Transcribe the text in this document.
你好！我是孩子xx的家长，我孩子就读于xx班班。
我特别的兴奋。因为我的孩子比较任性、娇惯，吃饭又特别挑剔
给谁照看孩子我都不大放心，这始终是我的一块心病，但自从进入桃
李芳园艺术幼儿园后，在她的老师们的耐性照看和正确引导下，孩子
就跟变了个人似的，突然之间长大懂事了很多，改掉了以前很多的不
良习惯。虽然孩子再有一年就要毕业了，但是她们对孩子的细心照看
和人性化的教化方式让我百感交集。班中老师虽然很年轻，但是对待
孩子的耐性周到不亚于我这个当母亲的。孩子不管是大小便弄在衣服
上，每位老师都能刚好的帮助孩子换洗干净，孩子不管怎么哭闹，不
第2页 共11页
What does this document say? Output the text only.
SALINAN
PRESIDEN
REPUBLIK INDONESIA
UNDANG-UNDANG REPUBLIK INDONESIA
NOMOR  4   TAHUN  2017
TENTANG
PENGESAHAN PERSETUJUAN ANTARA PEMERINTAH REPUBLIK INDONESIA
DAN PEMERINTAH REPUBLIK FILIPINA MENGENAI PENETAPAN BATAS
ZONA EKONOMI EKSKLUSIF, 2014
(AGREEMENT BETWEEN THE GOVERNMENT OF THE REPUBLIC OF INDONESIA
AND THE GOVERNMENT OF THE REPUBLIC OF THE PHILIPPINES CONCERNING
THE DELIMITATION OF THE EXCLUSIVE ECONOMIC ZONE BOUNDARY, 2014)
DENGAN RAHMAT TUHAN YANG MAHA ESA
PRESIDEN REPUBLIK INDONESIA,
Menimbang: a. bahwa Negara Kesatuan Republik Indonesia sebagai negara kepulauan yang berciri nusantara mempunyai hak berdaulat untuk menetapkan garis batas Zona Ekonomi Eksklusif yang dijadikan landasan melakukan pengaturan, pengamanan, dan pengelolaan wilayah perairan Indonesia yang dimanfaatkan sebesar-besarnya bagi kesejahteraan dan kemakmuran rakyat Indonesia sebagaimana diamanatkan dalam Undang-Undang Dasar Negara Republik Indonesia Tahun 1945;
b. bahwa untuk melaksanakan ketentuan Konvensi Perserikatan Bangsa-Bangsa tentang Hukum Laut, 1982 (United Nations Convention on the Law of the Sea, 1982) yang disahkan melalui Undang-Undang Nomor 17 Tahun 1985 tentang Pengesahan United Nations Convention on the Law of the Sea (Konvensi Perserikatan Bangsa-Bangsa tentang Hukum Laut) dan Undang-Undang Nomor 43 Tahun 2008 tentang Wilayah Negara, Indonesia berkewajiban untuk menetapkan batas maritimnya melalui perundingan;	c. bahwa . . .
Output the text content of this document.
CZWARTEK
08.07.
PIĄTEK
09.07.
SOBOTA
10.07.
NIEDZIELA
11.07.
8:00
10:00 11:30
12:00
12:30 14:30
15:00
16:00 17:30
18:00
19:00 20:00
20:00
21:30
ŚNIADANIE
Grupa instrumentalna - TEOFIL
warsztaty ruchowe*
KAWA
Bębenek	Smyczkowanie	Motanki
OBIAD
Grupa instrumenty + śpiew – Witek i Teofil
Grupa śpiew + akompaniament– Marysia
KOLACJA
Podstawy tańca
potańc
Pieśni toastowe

# Set task
Print the records once more, exactly as they were given.

# The output
Transcribe the text in this document.
你好！我是孩子xx的家长，我孩子就读于xx班班。
我特别的兴奋。因为我的孩子比较任性、娇惯，吃饭又特别挑剔
给谁照看孩子我都不大放心，这始终是我的一块心病，但自从进入桃
李芳园艺术幼儿园后，在她的老师们的耐性照看和正确引导下，孩子
就跟变了个人似的，突然之间长大懂事了很多，改掉了以前很多的不
良习惯。虽然孩子再有一年就要毕业了，但是她们对孩子的细心照看
和人性化的教化方式让我百感交集。班中老师虽然很年轻，但是对待
孩子的耐性周到不亚于我这个当母亲的。孩子不管是大小便弄在衣服
上，每位老师都能刚好的帮助孩子换洗干净，孩子不管怎么哭闹，不
第2页 共11页
What does this document say? Output the text only.
SALINAN
PRESIDEN
REPUBLIK INDONESIA
UNDANG-UNDANG REPUBLIK INDONESIA
NOMOR  4   TAHUN  2017
TENTANG
PENGESAHAN PERSETUJUAN ANTARA PEMERINTAH REPUBLIK INDONESIA
DAN PEMERINTAH REPUBLIK FILIPINA MENGENAI PENETAPAN BATAS
ZONA EKONOMI EKSKLUSIF, 2014
(AGREEMENT BETWEEN THE GOVERNMENT OF THE REPUBLIC OF INDONESIA
AND THE GOVERNMENT OF THE REPUBLIC OF THE PHILIPPINES CONCERNING
THE DELIMITATION OF THE EXCLUSIVE ECONOMIC ZONE BOUNDARY, 2014)
DENGAN RAHMAT TUHAN YANG MAHA ESA
PRESIDEN REPUBLIK INDONESIA,
Menimbang: a. bahwa Negara Kesatuan Republik Indonesia sebagai negara kepulauan yang berciri nusantara mempunyai hak berdaulat untuk menetapkan garis batas Zona Ekonomi Eksklusif yang dijadikan landasan melakukan pengaturan, pengamanan, dan pengelolaan wilayah perairan Indonesia yang dimanfaatkan sebesar-besarnya bagi kesejahteraan dan kemakmuran rakyat Indonesia sebagaimana diamanatkan dalam Undang-Undang Dasar Negara Republik Indonesia Tahun 1945;
b. bahwa untuk melaksanakan ketentuan Konvensi Perserikatan Bangsa-Bangsa tentang Hukum Laut, 1982 (United Nations Convention on the Law of the Sea, 1982) yang disahkan melalui Undang-Undang Nomor 17 Tahun 1985 tentang Pengesahan United Nations Convention on the Law of the Sea (Konvensi Perserikatan Bangsa-Bangsa tentang Hukum Laut) dan Undang-Undang Nomor 43 Tahun 2008 tentang Wilayah Negara, Indonesia berkewajiban untuk menetapkan batas maritimnya melalui perundingan;	c. bahwa . . .
Output the text content of this document.
CZWARTEK
08.07.
PIĄTEK
09.07.
SOBOTA
10.07.
NIEDZIELA
11.07.
8:00
10:00 11:30
12:00
12:30 14:30
15:00
16:00 17:30
18:00
19:00 20:00
20:00
21:30
ŚNIADANIE
Grupa instrumentalna - TEOFIL
warsztaty ruchowe*
KAWA
Bębenek	Smyczkowanie	Motanki
OBIAD
Grupa instrumenty + śpiew – Witek i Teofil
Grupa śpiew + akompaniament– Marysia
KOLACJA
Podstawy tańca
potańc
Pieśni toastowe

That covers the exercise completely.